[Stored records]
--
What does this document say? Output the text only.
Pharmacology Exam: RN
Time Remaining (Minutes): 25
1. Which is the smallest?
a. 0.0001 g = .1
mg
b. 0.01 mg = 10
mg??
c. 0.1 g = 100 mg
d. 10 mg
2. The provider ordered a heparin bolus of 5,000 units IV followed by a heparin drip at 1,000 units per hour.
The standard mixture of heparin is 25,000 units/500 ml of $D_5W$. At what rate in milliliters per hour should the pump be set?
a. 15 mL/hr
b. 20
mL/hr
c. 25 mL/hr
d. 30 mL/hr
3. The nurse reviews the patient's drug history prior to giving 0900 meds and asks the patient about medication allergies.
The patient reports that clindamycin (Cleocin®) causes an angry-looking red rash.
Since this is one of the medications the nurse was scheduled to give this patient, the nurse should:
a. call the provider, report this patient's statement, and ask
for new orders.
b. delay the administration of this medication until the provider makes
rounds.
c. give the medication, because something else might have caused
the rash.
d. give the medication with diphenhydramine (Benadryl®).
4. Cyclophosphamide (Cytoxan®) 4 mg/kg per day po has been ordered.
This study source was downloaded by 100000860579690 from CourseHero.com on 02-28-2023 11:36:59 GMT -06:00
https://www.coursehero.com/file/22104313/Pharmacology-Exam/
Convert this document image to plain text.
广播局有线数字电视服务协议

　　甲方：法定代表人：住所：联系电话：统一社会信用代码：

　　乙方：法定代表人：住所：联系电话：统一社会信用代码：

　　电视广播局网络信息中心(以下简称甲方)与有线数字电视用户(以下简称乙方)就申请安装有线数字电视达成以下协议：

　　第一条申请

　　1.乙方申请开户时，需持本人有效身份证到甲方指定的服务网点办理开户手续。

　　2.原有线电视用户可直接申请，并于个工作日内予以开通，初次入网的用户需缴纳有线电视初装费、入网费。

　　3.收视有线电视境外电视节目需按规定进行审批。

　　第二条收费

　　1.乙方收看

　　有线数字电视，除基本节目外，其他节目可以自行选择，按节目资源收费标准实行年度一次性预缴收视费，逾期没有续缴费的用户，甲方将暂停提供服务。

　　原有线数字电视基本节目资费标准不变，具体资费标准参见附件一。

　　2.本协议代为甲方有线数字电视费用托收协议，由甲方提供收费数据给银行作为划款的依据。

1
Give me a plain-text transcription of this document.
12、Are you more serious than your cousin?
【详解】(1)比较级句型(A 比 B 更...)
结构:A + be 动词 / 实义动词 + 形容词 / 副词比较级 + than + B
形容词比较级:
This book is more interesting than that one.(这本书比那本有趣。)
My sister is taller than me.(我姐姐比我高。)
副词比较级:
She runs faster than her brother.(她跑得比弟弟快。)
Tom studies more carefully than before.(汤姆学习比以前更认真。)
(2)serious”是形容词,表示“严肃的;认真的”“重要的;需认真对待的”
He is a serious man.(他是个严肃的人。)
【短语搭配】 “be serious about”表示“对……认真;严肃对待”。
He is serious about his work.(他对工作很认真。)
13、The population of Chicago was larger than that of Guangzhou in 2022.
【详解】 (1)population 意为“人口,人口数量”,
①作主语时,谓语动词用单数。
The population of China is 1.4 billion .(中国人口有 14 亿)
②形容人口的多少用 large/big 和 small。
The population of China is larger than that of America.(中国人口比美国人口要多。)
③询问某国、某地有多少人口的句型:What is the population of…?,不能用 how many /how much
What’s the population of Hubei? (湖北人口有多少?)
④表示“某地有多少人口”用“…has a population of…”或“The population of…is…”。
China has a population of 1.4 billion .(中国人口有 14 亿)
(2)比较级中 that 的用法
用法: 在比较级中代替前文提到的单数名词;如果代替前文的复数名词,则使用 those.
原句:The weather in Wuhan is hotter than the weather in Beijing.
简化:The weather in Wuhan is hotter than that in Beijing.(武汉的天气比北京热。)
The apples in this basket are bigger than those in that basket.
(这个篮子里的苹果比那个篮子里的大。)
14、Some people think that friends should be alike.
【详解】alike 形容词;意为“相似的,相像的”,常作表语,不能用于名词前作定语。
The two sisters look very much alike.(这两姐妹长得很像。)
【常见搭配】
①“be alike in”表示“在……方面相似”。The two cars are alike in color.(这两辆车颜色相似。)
--
=== Given request ===
Answer with one number: how many lines of the entries above include the word "Exam".

=== Correct output ===
2